◆ Records for this exercise ◆
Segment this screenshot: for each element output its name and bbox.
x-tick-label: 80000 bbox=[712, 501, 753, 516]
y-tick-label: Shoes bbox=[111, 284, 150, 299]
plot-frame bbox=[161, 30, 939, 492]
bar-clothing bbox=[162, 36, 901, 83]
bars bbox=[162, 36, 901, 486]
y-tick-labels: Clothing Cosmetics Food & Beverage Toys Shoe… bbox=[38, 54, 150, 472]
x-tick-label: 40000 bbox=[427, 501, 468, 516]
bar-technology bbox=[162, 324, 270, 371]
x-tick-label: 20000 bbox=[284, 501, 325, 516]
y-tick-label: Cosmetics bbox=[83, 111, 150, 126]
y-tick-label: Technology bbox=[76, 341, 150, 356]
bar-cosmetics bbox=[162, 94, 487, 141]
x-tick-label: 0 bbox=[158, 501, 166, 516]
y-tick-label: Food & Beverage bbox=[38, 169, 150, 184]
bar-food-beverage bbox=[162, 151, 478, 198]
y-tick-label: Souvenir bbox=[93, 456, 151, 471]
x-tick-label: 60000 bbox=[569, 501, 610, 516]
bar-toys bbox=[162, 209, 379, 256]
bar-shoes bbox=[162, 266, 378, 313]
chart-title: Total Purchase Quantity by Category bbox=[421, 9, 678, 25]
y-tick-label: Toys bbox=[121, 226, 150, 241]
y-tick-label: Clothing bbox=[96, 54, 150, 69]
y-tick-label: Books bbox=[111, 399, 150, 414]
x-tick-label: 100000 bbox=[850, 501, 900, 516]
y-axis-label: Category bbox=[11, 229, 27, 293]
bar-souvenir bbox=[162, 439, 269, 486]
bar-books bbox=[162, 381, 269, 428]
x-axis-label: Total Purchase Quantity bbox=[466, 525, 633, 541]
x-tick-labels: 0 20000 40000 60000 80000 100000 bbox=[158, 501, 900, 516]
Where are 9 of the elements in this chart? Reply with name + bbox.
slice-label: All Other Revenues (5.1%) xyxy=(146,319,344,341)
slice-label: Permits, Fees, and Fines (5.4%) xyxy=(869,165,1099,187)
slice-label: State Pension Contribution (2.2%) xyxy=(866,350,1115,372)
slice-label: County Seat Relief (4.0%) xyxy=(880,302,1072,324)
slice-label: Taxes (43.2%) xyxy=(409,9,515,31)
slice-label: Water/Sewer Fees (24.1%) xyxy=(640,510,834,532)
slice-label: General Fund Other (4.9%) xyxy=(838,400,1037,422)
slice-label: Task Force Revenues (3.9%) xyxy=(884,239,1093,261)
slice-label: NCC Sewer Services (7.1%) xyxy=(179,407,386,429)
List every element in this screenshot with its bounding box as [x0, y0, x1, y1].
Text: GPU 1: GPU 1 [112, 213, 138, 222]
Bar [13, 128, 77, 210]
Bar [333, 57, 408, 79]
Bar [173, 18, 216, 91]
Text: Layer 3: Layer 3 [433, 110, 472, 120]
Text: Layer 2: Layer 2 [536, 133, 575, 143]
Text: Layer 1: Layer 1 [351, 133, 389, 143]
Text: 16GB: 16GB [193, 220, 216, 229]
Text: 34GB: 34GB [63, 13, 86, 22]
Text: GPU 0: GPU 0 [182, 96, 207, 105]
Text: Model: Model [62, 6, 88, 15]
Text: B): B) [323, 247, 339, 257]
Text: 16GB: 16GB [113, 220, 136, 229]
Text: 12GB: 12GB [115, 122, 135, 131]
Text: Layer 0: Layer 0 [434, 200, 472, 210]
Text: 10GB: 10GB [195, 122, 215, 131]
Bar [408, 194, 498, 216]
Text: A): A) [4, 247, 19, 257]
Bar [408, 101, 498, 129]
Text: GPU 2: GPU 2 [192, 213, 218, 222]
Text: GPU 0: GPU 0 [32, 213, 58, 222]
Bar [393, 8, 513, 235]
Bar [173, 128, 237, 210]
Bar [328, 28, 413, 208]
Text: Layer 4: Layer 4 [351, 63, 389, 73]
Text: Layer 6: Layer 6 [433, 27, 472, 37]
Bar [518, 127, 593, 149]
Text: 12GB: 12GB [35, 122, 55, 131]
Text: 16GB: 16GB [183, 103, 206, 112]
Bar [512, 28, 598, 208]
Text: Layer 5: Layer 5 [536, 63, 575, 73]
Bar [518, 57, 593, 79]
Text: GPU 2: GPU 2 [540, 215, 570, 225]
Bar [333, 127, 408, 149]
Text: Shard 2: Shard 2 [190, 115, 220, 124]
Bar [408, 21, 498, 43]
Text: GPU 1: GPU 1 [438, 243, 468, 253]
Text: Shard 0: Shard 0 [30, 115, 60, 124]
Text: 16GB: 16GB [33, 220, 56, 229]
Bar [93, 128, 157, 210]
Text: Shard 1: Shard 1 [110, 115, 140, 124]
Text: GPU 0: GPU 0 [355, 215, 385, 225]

◆ Job ◆
Express every line of the records above as a numbered list, one line per item, and omit any blank lines.

◆ Response to this task ◆
1. Segment this screenshot: for each element output its name and bbox.
2. x-tick-label: 80000 bbox=[712, 501, 753, 516]
3. y-tick-label: Shoes bbox=[111, 284, 150, 299]
4. plot-frame bbox=[161, 30, 939, 492]
5. bar-clothing bbox=[162, 36, 901, 83]
6. bars bbox=[162, 36, 901, 486]
7. y-tick-labels: Clothing Cosmetics Food & Beverage Toys Shoe… bbox=[38, 54, 150, 472]
8. x-tick-label: 40000 bbox=[427, 501, 468, 516]
9. bar-technology bbox=[162, 324, 270, 371]
10. x-tick-label: 20000 bbox=[284, 501, 325, 516]
11. y-tick-label: Cosmetics bbox=[83, 111, 150, 126]
12. y-tick-label: Technology bbox=[76, 341, 150, 356]
13. bar-cosmetics bbox=[162, 94, 487, 141]
14. x-tick-label: 0 bbox=[158, 501, 166, 516]
15. y-tick-label: Food & Beverage bbox=[38, 169, 150, 184]
16. bar-food-beverage bbox=[162, 151, 478, 198]
17. y-tick-label: Souvenir bbox=[93, 456, 151, 471]
18. x-tick-label: 60000 bbox=[569, 501, 610, 516]
19. bar-toys bbox=[162, 209, 379, 256]
20. bar-shoes bbox=[162, 266, 378, 313]
21. chart-title: Total Purchase Quantity by Category bbox=[421, 9, 678, 25]
22. y-tick-label: Toys bbox=[121, 226, 150, 241]
23. y-tick-label: Clothing bbox=[96, 54, 150, 69]
24. y-tick-label: Books bbox=[111, 399, 150, 414]
25. x-tick-label: 100000 bbox=[850, 501, 900, 516]
26. y-axis-label: Category bbox=[11, 229, 27, 293]
27. bar-souvenir bbox=[162, 439, 269, 486]
28. bar-books bbox=[162, 381, 269, 428]
29. x-axis-label: Total Purchase Quantity bbox=[466, 525, 633, 541]
30. x-tick-labels: 0 20000 40000 60000 80000 100000 bbox=[158, 501, 900, 516]
31. Where are 9 of the elements in this chart? Reply with name + bbox.
32. slice-label: All Other Revenues (5.1%) xyxy=(146,319,344,341)
33. slice-label: Permits, Fees, and Fines (5.4%) xyxy=(869,165,1099,187)
34. slice-label: State Pension Contribution (2.2%) xyxy=(866,350,1115,372)
35. slice-label: County Seat Relief (4.0%) xyxy=(880,302,1072,324)
36. slice-label: Taxes (43.2%) xyxy=(409,9,515,31)
37. slice-label: Water/Sewer Fees (24.1%) xyxy=(640,510,834,532)
38. slice-label: General Fund Other (4.9%) xyxy=(838,400,1037,422)
39. slice-label: Task Force Revenues (3.9%) xyxy=(884,239,1093,261)
40. slice-label: NCC Sewer Services (7.1%) xyxy=(179,407,386,429)
41. List every element in this screenshot with its bounding box as [x0, y0, x1, y1].
42. Text: GPU 1: GPU 1 [112, 213, 138, 222]
43. Bar [13, 128, 77, 210]
44. Bar [333, 57, 408, 79]
45. Bar [173, 18, 216, 91]
46. Text: Layer 3: Layer 3 [433, 110, 472, 120]
47. Text: Layer 2: Layer 2 [536, 133, 575, 143]
48. Text: Layer 1: Layer 1 [351, 133, 389, 143]
49. Text: 16GB: 16GB [193, 220, 216, 229]
50. Text: 34GB: 34GB [63, 13, 86, 22]
51. Text: GPU 0: GPU 0 [182, 96, 207, 105]
52. Text: Model: Model [62, 6, 88, 15]
53. Text: B): B) [323, 247, 339, 257]
54. Text: 16GB: 16GB [113, 220, 136, 229]
55. Text: 12GB: 12GB [115, 122, 135, 131]
56. Text: Layer 0: Layer 0 [434, 200, 472, 210]
57. Text: 10GB: 10GB [195, 122, 215, 131]
58. Bar [408, 194, 498, 216]
59. Text: A): A) [4, 247, 19, 257]
60. Bar [408, 101, 498, 129]
61. Text: GPU 2: GPU 2 [192, 213, 218, 222]
62. Text: GPU 0: GPU 0 [32, 213, 58, 222]
63. Bar [393, 8, 513, 235]
64. Bar [173, 128, 237, 210]
65. Bar [328, 28, 413, 208]
66. Text: Layer 4: Layer 4 [351, 63, 389, 73]
67. Text: Layer 6: Layer 6 [433, 27, 472, 37]
68. Bar [518, 127, 593, 149]
69. Text: 12GB: 12GB [35, 122, 55, 131]
70. Text: 16GB: 16GB [183, 103, 206, 112]
71. Bar [512, 28, 598, 208]
72. Text: Layer 5: Layer 5 [536, 63, 575, 73]
73. Bar [518, 57, 593, 79]
74. Text: GPU 2: GPU 2 [540, 215, 570, 225]
75. Bar [333, 127, 408, 149]
76. Text: Shard 2: Shard 2 [190, 115, 220, 124]
77. Bar [408, 21, 498, 43]
78. Text: GPU 1: GPU 1 [438, 243, 468, 253]
79. Text: Shard 0: Shard 0 [30, 115, 60, 124]
80. Text: 16GB: 16GB [33, 220, 56, 229]
81. Bar [93, 128, 157, 210]
82. Text: Shard 1: Shard 1 [110, 115, 140, 124]
83. Text: GPU 0: GPU 0 [355, 215, 385, 225]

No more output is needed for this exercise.